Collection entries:
● ● ● ● ● ● ●

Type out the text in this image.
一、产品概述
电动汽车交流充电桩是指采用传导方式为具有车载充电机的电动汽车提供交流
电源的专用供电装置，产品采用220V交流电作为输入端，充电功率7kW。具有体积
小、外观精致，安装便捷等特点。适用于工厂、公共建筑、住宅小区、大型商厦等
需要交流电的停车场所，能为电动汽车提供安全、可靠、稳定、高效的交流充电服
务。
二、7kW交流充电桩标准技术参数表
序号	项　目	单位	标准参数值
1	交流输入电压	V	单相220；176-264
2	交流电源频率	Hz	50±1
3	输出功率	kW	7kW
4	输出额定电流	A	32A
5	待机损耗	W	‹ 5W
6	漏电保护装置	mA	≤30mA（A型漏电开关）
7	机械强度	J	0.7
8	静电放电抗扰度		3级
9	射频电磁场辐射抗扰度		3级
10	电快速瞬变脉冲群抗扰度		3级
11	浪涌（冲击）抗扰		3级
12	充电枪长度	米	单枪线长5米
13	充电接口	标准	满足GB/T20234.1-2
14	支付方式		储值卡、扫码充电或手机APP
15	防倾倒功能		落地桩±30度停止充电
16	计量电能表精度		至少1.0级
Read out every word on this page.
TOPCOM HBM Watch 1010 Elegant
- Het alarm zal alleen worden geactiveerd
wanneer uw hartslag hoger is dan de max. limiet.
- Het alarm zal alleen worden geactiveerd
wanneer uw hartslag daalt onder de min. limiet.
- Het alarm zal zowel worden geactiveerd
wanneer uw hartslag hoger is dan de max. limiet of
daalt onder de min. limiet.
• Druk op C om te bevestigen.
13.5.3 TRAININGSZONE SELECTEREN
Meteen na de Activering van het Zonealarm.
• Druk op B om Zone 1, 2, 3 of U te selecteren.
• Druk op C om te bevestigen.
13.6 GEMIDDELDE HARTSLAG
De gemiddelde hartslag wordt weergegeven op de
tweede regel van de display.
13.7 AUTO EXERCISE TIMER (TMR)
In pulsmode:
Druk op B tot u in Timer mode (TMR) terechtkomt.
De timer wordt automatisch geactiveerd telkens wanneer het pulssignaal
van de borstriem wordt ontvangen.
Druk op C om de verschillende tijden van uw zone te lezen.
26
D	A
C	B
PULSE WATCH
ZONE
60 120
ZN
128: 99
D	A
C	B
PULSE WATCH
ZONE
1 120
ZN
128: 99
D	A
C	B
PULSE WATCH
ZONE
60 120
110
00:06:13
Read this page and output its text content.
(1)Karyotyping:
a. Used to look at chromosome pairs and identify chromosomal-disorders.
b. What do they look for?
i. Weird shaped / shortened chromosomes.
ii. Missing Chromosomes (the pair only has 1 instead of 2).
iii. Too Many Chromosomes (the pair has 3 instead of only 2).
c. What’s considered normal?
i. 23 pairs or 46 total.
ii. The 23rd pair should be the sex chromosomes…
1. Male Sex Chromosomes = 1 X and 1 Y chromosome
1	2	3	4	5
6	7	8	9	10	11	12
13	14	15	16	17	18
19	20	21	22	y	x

● ● ● ● ● ● ●

Set problem:
Repeat all of the entries exactly.

Result of the task:
Type out the text in this image.
一、产品概述
电动汽车交流充电桩是指采用传导方式为具有车载充电机的电动汽车提供交流
电源的专用供电装置，产品采用220V交流电作为输入端，充电功率7kW。具有体积
小、外观精致，安装便捷等特点。适用于工厂、公共建筑、住宅小区、大型商厦等
需要交流电的停车场所，能为电动汽车提供安全、可靠、稳定、高效的交流充电服
务。
二、7kW交流充电桩标准技术参数表
序号	项　目	单位	标准参数值
1	交流输入电压	V	单相220；176-264
2	交流电源频率	Hz	50±1
3	输出功率	kW	7kW
4	输出额定电流	A	32A
5	待机损耗	W	‹ 5W
6	漏电保护装置	mA	≤30mA（A型漏电开关）
7	机械强度	J	0.7
8	静电放电抗扰度		3级
9	射频电磁场辐射抗扰度		3级
10	电快速瞬变脉冲群抗扰度		3级
11	浪涌（冲击）抗扰		3级
12	充电枪长度	米	单枪线长5米
13	充电接口	标准	满足GB/T20234.1-2
14	支付方式		储值卡、扫码充电或手机APP
15	防倾倒功能		落地桩±30度停止充电
16	计量电能表精度		至少1.0级
Read out every word on this page.
TOPCOM HBM Watch 1010 Elegant
- Het alarm zal alleen worden geactiveerd
wanneer uw hartslag hoger is dan de max. limiet.
- Het alarm zal alleen worden geactiveerd
wanneer uw hartslag daalt onder de min. limiet.
- Het alarm zal zowel worden geactiveerd
wanneer uw hartslag hoger is dan de max. limiet of
daalt onder de min. limiet.
• Druk op C om te bevestigen.
13.5.3 TRAININGSZONE SELECTEREN
Meteen na de Activering van het Zonealarm.
• Druk op B om Zone 1, 2, 3 of U te selecteren.
• Druk op C om te bevestigen.
13.6 GEMIDDELDE HARTSLAG
De gemiddelde hartslag wordt weergegeven op de
tweede regel van de display.
13.7 AUTO EXERCISE TIMER (TMR)
In pulsmode:
Druk op B tot u in Timer mode (TMR) terechtkomt.
De timer wordt automatisch geactiveerd telkens wanneer het pulssignaal
van de borstriem wordt ontvangen.
Druk op C om de verschillende tijden van uw zone te lezen.
26
D	A
C	B
PULSE WATCH
ZONE
60 120
ZN
128: 99
D	A
C	B
PULSE WATCH
ZONE
1 120
ZN
128: 99
D	A
C	B
PULSE WATCH
ZONE
60 120
110
00:06:13
Read this page and output its text content.
(1)Karyotyping:
a. Used to look at chromosome pairs and identify chromosomal-disorders.
b. What do they look for?
i. Weird shaped / shortened chromosomes.
ii. Missing Chromosomes (the pair only has 1 instead of 2).
iii. Too Many Chromosomes (the pair has 3 instead of only 2).
c. What’s considered normal?
i. 23 pairs or 46 total.
ii. The 23rd pair should be the sex chromosomes…
1. Male Sex Chromosomes = 1 X and 1 Y chromosome
1	2	3	4	5
6	7	8	9	10	11	12
13	14	15	16	17	18
19	20	21	22	y	x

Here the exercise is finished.